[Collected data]

------------------------------------------------------------------------

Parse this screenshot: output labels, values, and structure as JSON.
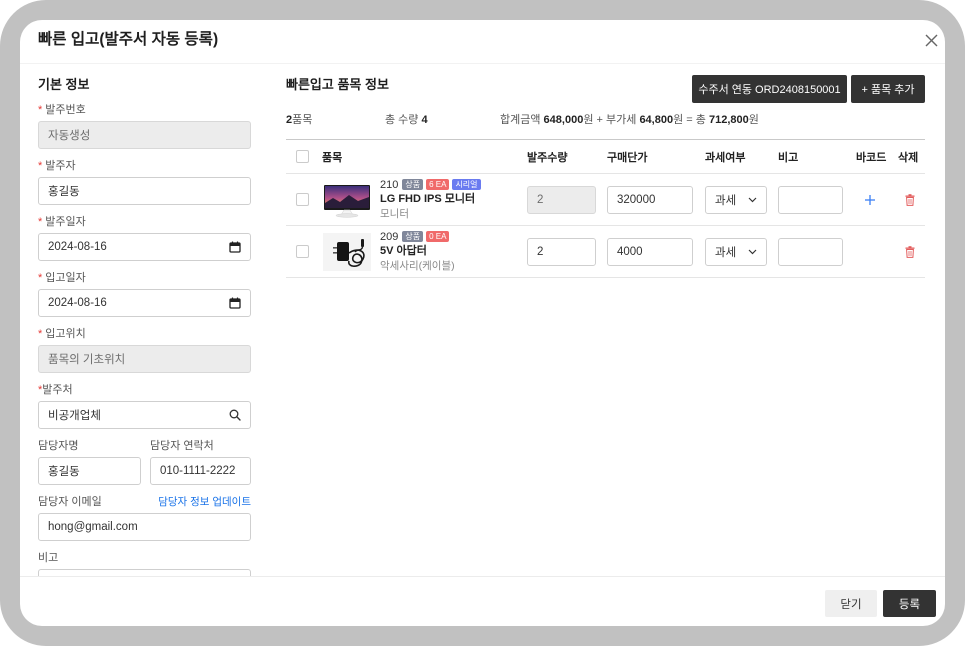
{
  "modal": {
    "title": "빠른 입고(발주서 자동 등록)",
    "close_icon": "close-icon"
  },
  "colors": {
    "dark_button": "#333333",
    "required": "#e53935",
    "link": "#1a73e8",
    "barcode_add": "#3b7ff5",
    "delete": "#e35d5d"
  },
  "basic_info": {
    "heading": "기본 정보",
    "required_mark": "*",
    "order_no": {
      "label": "발주번호",
      "value": "자동생성"
    },
    "orderer": {
      "label": "발주자",
      "value": "홍길동"
    },
    "order_date": {
      "label": "발주일자",
      "value": "2024-08-16",
      "icon": "calendar-icon"
    },
    "receive_date": {
      "label": "입고일자",
      "value": "2024-08-16",
      "icon": "calendar-icon"
    },
    "receive_location": {
      "label": "입고위치",
      "value": "품목의 기초위치"
    },
    "supplier": {
      "label": "발주처",
      "value": "비공개업체",
      "icon": "search-icon"
    },
    "contact_name": {
      "label": "담당자명",
      "value": "홍길동"
    },
    "contact_phone": {
      "label": "담당자 연락처",
      "value": "010-1111-2222"
    },
    "contact_email": {
      "label": "담당자 이메일",
      "value": "hong@gmail.com"
    },
    "contact_update_link": "담당자 정보 업데이트",
    "memo": {
      "label": "비고",
      "value": ""
    }
  },
  "items_panel": {
    "heading": "빠른입고 품목 정보",
    "link_order_button": "수주서 연동 ORD2408150001",
    "add_item_button": "+ 품목 추가",
    "summary": {
      "item_count": "2",
      "item_count_unit": "품목",
      "total_qty_label": "총 수량",
      "total_qty": "4",
      "amount_label": "합계금액",
      "amount": "648,000",
      "currency": "원",
      "plus": "+",
      "vat_label": "부가세",
      "vat": "64,800",
      "equals": "=",
      "total_label": "총",
      "total": "712,800"
    },
    "columns": {
      "product": "품목",
      "order_qty": "발주수량",
      "unit_price": "구매단가",
      "tax_type": "과세여부",
      "memo": "비고",
      "barcode": "바코드",
      "delete": "삭제"
    },
    "rows": [
      {
        "code": "210",
        "badges": [
          {
            "text": "상품",
            "color": "#80879a"
          },
          {
            "text": "6 EA",
            "color": "#f06a6a"
          },
          {
            "text": "시리얼",
            "color": "#6a7bf0"
          }
        ],
        "name": "LG FHD IPS 모니터",
        "category": "모니터",
        "order_qty": "2",
        "order_qty_editable": false,
        "unit_price": "320000",
        "tax_type": "과세",
        "memo": "",
        "barcode_icon": "plus-icon",
        "delete_icon": "trash-icon"
      },
      {
        "code": "209",
        "badges": [
          {
            "text": "상품",
            "color": "#80879a"
          },
          {
            "text": "0 EA",
            "color": "#f06a6a"
          }
        ],
        "name": "5V 아답터",
        "category": "악세사리(케이블)",
        "order_qty": "2",
        "order_qty_editable": true,
        "unit_price": "4000",
        "tax_type": "과세",
        "memo": "",
        "delete_icon": "trash-icon"
      }
    ]
  },
  "footer": {
    "close_button": "닫기",
    "submit_button": "등록"
  }
}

------------------------------------------------------------------------

**REQUIRED TASK**. Exactly reproduce the entries above, minus the pictures.

**ANSWER IN FULL**.
Parse this screenshot: output labels, values, and structure as JSON.
{
  "modal": {
    "title": "빠른 입고(발주서 자동 등록)",
    "close_icon": "close-icon"
  },
  "colors": {
    "dark_button": "#333333",
    "required": "#e53935",
    "link": "#1a73e8",
    "barcode_add": "#3b7ff5",
    "delete": "#e35d5d"
  },
  "basic_info": {
    "heading": "기본 정보",
    "required_mark": "*",
    "order_no": {
      "label": "발주번호",
      "value": "자동생성"
    },
    "orderer": {
      "label": "발주자",
      "value": "홍길동"
    },
    "order_date": {
      "label": "발주일자",
      "value": "2024-08-16",
      "icon": "calendar-icon"
    },
    "receive_date": {
      "label": "입고일자",
      "value": "2024-08-16",
      "icon": "calendar-icon"
    },
    "receive_location": {
      "label": "입고위치",
      "value": "품목의 기초위치"
    },
    "supplier": {
      "label": "발주처",
      "value": "비공개업체",
      "icon": "search-icon"
    },
    "contact_name": {
      "label": "담당자명",
      "value": "홍길동"
    },
    "contact_phone": {
      "label": "담당자 연락처",
      "value": "010-1111-2222"
    },
    "contact_email": {
      "label": "담당자 이메일",
      "value": "hong@gmail.com"
    },
    "contact_update_link": "담당자 정보 업데이트",
    "memo": {
      "label": "비고",
      "value": ""
    }
  },
  "items_panel": {
    "heading": "빠른입고 품목 정보",
    "link_order_button": "수주서 연동 ORD2408150001",
    "add_item_button": "+ 품목 추가",
    "summary": {
      "item_count": "2",
      "item_count_unit": "품목",
      "total_qty_label": "총 수량",
      "total_qty": "4",
      "amount_label": "합계금액",
      "amount": "648,000",
      "currency": "원",
      "plus": "+",
      "vat_label": "부가세",
      "vat": "64,800",
      "equals": "=",
      "total_label": "총",
      "total": "712,800"
    },
    "columns": {
      "product": "품목",
      "order_qty": "발주수량",
      "unit_price": "구매단가",
      "tax_type": "과세여부",
      "memo": "비고",
      "barcode": "바코드",
      "delete": "삭제"
    },
    "rows": [
      {
        "code": "210",
        "badges": [
          {
            "text": "상품",
            "color": "#80879a"
          },
          {
            "text": "6 EA",
            "color": "#f06a6a"
          },
          {
            "text": "시리얼",
            "color": "#6a7bf0"
          }
        ],
        "name": "LG FHD IPS 모니터",
        "category": "모니터",
        "order_qty": "2",
        "order_qty_editable": false,
        "unit_price": "320000",
        "tax_type": "과세",
        "memo": "",
        "barcode_icon": "plus-icon",
        "delete_icon": "trash-icon"
      },
      {
        "code": "209",
        "badges": [
          {
            "text": "상품",
            "color": "#80879a"
          },
          {
            "text": "0 EA",
            "color": "#f06a6a"
          }
        ],
        "name": "5V 아답터",
        "category": "악세사리(케이블)",
        "order_qty": "2",
        "order_qty_editable": true,
        "unit_price": "4000",
        "tax_type": "과세",
        "memo": "",
        "delete_icon": "trash-icon"
      }
    ]
  },
  "footer": {
    "close_button": "닫기",
    "submit_button": "등록"
  }
}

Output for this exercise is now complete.